| WORK INSTRUCTIONS |
Every line that holds the string "JSON" is to be identified and copied.

| Items from a data source |
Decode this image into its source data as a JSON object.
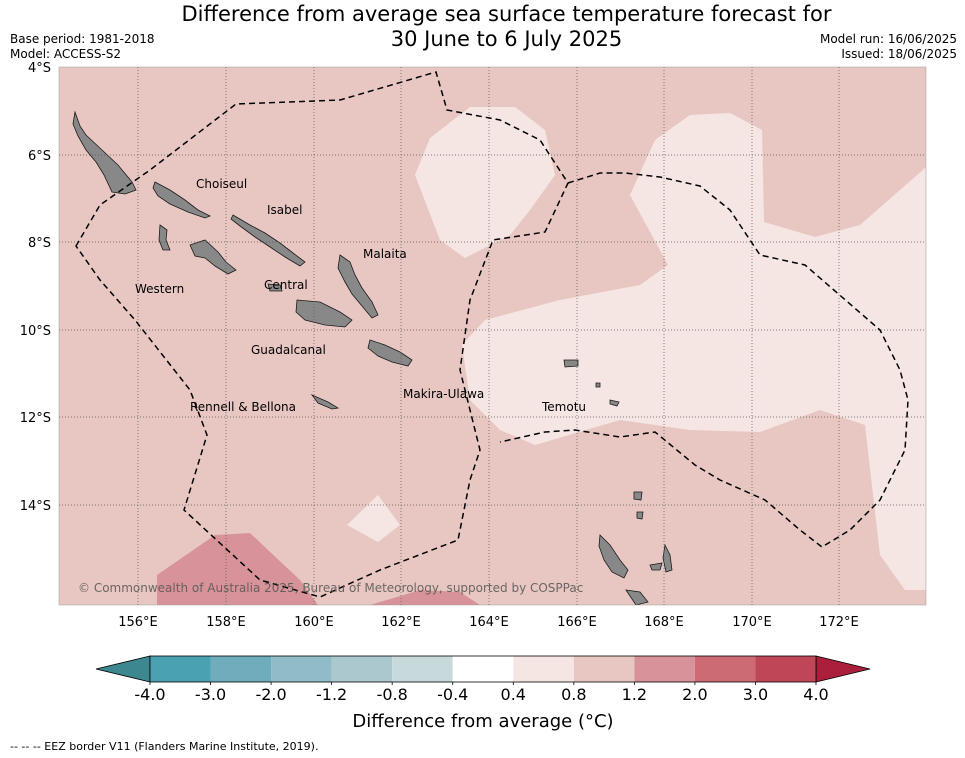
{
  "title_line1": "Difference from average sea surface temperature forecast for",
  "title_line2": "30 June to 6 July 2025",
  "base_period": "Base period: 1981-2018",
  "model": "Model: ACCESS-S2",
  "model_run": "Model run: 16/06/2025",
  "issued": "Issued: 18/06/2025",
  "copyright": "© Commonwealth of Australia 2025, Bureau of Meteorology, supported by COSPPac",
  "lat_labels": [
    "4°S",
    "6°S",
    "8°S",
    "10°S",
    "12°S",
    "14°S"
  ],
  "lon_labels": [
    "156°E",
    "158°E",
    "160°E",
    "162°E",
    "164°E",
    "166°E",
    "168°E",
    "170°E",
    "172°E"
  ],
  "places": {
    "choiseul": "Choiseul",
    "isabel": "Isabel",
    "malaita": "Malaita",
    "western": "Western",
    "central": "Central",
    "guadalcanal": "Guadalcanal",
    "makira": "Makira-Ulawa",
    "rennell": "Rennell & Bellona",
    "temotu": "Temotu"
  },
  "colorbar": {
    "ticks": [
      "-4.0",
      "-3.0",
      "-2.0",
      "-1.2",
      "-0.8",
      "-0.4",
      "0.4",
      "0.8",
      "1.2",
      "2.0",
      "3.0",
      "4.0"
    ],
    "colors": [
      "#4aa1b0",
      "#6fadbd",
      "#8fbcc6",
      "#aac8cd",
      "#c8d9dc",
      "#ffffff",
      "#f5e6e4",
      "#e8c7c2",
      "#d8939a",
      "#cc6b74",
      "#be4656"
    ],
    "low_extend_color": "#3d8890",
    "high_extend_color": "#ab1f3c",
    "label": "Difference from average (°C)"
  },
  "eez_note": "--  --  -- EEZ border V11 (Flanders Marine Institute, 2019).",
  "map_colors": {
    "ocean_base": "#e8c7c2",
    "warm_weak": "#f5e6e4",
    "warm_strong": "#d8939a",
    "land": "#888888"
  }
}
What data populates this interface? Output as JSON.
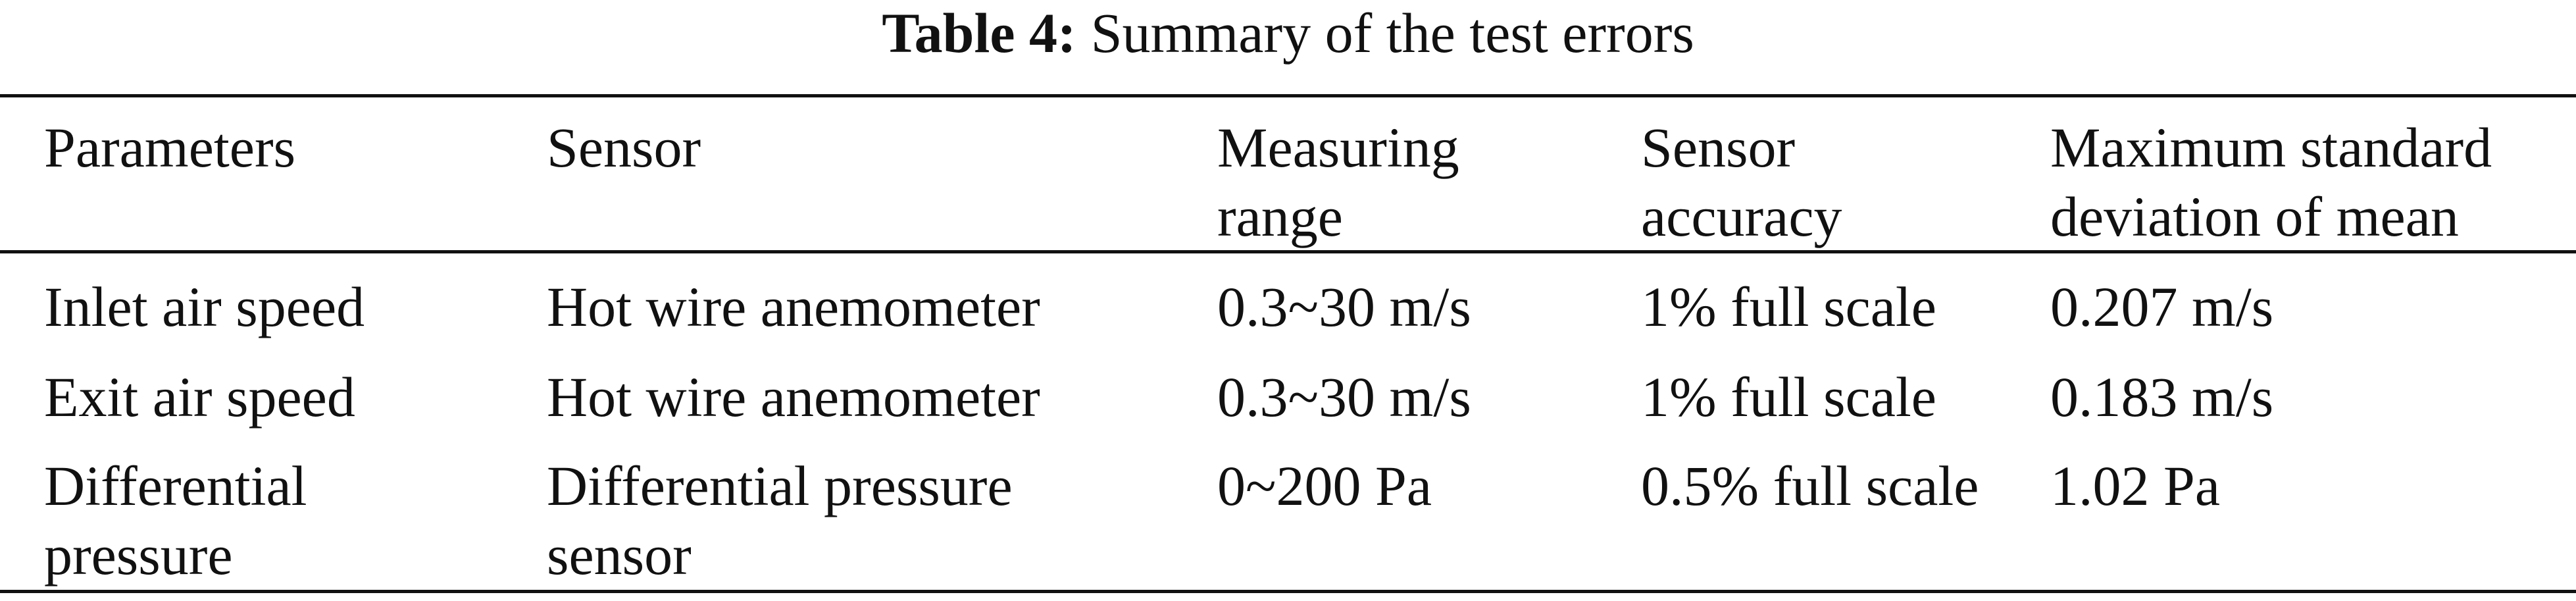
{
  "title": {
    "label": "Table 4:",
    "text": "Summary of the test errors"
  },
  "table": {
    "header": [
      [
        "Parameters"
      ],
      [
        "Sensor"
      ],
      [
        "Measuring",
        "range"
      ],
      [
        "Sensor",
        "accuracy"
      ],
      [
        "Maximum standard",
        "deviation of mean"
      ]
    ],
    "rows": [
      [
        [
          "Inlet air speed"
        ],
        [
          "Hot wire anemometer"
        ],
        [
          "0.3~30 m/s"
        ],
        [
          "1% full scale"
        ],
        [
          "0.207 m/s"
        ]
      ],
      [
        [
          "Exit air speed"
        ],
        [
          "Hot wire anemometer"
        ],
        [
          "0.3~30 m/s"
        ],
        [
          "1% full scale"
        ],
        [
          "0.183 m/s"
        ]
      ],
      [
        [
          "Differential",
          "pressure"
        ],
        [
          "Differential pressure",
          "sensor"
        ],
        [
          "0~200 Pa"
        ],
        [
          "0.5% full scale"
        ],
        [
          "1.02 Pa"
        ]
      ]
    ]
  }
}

==

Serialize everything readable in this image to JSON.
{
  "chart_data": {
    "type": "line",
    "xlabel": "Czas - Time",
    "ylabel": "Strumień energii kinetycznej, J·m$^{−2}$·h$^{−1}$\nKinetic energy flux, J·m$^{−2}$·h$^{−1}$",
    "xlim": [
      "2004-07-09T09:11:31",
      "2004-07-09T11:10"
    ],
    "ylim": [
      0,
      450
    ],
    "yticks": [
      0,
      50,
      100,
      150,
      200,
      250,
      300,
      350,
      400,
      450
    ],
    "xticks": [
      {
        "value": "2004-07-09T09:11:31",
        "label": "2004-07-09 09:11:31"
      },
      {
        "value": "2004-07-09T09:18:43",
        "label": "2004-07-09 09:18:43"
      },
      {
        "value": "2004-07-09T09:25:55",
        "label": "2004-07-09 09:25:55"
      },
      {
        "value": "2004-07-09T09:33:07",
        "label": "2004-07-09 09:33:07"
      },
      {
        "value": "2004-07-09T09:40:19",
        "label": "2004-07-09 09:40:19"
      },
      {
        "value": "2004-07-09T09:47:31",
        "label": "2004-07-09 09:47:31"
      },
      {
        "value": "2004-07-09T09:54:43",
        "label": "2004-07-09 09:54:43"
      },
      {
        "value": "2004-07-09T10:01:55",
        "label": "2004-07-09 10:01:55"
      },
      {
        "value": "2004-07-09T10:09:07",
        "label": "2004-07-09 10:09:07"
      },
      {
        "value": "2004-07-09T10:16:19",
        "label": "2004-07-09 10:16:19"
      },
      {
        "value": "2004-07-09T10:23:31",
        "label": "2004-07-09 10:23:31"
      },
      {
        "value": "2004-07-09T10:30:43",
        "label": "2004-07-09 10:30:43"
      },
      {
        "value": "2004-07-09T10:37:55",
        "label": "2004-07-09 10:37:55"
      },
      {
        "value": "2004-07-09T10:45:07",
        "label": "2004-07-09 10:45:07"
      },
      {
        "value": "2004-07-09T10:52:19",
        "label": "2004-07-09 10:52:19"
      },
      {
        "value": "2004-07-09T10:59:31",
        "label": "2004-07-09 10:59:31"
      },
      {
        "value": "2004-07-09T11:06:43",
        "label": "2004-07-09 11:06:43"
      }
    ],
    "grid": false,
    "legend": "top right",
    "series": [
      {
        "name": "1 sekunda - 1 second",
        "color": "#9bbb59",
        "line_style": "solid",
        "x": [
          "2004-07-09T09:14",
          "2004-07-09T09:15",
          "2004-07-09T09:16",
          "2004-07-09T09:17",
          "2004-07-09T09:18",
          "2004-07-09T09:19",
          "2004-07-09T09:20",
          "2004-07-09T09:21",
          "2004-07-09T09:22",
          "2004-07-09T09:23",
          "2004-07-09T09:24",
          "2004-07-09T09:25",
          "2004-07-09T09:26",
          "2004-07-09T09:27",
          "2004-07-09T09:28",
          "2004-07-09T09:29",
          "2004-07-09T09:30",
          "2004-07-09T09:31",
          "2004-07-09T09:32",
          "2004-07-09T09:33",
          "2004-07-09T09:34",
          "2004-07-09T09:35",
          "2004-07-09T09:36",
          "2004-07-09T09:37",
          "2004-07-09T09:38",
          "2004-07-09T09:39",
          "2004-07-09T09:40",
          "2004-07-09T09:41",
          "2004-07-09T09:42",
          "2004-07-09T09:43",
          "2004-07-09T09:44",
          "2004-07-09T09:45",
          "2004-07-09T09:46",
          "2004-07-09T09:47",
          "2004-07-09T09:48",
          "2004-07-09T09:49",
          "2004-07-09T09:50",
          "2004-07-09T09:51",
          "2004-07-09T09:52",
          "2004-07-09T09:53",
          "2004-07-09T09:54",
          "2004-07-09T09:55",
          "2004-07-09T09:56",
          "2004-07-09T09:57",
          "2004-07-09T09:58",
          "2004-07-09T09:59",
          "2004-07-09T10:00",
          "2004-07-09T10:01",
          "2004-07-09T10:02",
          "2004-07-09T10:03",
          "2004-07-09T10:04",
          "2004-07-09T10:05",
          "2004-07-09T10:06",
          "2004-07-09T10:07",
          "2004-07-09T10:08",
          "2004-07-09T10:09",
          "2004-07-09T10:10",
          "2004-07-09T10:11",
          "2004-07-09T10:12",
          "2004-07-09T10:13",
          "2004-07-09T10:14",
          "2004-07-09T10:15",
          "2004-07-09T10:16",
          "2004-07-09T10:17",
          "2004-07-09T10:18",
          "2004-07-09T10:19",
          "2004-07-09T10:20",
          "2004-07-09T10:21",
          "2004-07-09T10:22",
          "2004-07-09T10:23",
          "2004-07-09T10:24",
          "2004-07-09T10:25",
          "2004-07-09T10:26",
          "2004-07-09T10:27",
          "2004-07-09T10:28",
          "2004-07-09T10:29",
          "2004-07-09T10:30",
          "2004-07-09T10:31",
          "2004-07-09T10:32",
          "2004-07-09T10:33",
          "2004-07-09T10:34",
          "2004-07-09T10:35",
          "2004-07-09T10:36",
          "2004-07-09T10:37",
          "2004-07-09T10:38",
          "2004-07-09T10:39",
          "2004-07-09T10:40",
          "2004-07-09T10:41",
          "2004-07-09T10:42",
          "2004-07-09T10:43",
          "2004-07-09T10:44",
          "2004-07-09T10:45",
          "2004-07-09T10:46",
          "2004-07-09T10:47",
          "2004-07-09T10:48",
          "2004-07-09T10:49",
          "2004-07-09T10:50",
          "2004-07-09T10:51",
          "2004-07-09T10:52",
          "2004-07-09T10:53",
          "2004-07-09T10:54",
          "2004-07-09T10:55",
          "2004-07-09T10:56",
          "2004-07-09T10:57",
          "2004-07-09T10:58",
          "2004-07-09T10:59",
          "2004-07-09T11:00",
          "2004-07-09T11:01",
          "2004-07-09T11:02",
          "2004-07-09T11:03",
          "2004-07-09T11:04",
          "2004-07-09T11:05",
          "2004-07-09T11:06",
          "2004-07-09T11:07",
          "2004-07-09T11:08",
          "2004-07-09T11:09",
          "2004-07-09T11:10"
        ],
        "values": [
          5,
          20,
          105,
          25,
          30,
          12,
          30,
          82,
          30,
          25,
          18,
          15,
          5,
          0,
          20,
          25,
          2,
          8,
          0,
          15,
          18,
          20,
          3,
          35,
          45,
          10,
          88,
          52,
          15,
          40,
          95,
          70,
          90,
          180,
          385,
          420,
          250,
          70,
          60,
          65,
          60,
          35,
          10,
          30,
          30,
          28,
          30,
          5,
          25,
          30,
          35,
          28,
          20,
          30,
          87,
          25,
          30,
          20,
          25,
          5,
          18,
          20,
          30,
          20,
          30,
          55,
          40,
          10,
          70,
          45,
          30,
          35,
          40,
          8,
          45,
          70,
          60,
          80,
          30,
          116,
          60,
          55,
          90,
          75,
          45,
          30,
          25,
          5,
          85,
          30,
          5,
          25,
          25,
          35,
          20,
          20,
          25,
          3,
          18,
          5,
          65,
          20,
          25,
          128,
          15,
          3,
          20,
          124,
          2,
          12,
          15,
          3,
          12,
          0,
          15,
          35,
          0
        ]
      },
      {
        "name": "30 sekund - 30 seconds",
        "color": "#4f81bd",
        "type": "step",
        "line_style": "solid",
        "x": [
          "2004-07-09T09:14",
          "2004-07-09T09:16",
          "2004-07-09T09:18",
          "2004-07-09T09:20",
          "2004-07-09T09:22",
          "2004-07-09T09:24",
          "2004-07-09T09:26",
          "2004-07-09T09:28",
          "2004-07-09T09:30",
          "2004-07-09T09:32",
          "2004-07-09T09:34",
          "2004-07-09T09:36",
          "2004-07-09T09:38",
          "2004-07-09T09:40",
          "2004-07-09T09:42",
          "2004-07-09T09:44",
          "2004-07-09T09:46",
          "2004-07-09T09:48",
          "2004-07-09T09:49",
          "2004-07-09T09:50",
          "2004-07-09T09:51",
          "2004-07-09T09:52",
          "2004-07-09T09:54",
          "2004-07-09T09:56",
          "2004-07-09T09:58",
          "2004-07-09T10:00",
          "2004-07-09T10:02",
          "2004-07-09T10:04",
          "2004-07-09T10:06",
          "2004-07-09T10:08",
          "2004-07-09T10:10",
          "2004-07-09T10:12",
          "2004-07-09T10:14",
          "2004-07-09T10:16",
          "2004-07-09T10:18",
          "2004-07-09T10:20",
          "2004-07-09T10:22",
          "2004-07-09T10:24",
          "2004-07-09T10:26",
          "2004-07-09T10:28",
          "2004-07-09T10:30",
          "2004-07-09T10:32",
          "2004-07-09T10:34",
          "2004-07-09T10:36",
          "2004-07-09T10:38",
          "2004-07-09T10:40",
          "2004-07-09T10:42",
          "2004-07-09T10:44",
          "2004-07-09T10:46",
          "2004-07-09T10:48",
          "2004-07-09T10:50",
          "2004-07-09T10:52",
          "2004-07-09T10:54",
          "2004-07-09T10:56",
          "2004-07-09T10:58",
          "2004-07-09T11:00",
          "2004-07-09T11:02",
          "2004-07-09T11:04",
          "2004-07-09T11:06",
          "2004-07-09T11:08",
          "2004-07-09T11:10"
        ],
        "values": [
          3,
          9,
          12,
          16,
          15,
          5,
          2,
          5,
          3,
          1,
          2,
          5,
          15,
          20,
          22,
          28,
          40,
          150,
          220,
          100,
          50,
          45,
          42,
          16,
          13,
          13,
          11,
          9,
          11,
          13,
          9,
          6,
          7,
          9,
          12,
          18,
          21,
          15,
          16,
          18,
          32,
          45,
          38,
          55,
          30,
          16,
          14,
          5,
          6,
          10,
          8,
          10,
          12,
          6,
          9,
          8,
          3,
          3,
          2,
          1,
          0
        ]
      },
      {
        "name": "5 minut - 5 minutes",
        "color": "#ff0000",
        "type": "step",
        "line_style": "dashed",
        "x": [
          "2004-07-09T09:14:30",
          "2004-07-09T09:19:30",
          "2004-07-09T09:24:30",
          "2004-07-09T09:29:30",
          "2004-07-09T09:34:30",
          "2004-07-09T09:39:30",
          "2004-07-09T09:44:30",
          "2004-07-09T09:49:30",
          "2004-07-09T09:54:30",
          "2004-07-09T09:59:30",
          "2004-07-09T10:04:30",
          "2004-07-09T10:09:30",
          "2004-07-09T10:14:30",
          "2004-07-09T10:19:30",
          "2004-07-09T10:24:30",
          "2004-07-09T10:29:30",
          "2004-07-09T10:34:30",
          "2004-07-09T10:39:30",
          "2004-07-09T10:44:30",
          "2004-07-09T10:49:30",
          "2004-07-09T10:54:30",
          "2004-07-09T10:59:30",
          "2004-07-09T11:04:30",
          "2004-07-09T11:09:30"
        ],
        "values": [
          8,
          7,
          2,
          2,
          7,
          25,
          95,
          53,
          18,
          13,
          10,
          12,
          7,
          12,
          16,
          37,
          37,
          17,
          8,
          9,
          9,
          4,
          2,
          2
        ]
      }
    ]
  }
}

==

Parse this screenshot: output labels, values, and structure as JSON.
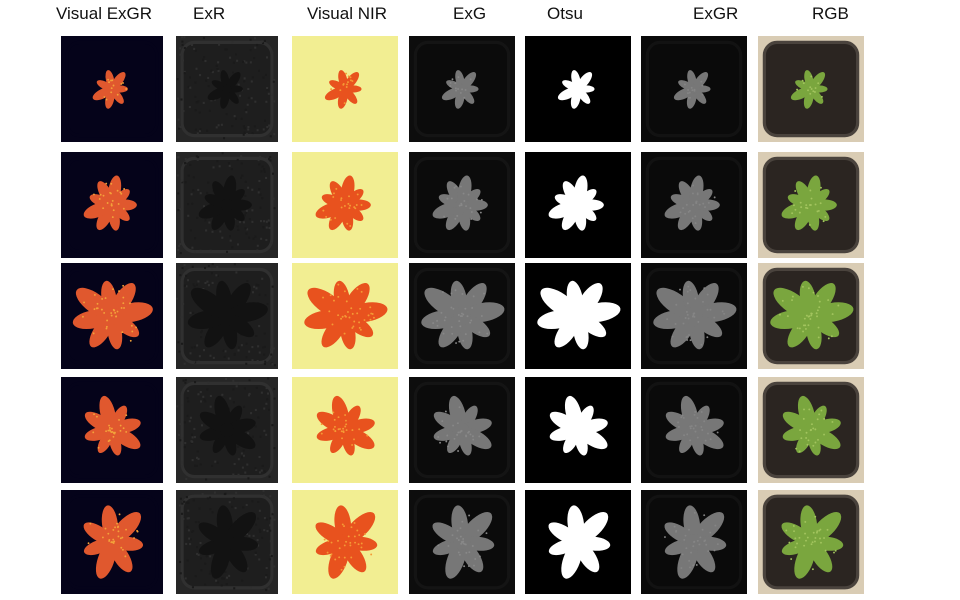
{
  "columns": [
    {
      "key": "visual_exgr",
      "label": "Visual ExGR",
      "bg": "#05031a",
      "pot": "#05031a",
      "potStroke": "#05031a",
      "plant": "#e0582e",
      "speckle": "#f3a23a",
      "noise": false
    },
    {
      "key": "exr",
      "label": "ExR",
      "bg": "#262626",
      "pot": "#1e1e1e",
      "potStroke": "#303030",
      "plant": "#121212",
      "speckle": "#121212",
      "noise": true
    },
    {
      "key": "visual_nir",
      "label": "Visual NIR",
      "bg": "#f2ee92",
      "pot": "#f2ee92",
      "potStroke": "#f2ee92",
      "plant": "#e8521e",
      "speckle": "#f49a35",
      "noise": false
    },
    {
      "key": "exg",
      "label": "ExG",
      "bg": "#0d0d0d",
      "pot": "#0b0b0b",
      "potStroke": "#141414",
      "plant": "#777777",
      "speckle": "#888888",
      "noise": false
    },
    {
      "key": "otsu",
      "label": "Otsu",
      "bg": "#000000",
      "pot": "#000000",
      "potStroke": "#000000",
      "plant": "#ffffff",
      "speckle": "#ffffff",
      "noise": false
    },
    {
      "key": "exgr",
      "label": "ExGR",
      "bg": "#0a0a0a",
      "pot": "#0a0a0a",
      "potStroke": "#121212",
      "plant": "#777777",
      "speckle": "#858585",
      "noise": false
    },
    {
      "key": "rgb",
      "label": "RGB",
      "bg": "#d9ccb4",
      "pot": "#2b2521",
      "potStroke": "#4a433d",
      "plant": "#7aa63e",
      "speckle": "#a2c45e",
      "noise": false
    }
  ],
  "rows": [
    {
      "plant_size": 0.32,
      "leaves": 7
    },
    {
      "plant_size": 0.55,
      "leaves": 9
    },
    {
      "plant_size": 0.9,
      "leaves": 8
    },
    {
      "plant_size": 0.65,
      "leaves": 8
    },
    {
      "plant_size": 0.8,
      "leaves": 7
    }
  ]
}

| SOLUTION TO THE EXERCISE |
Decode this image into its source data as a JSON object.
What data populates this interface? Output as JSON.
Serialize everything readable in this image to JSON.
Parse this screenshot: output labels, values, and structure as JSON.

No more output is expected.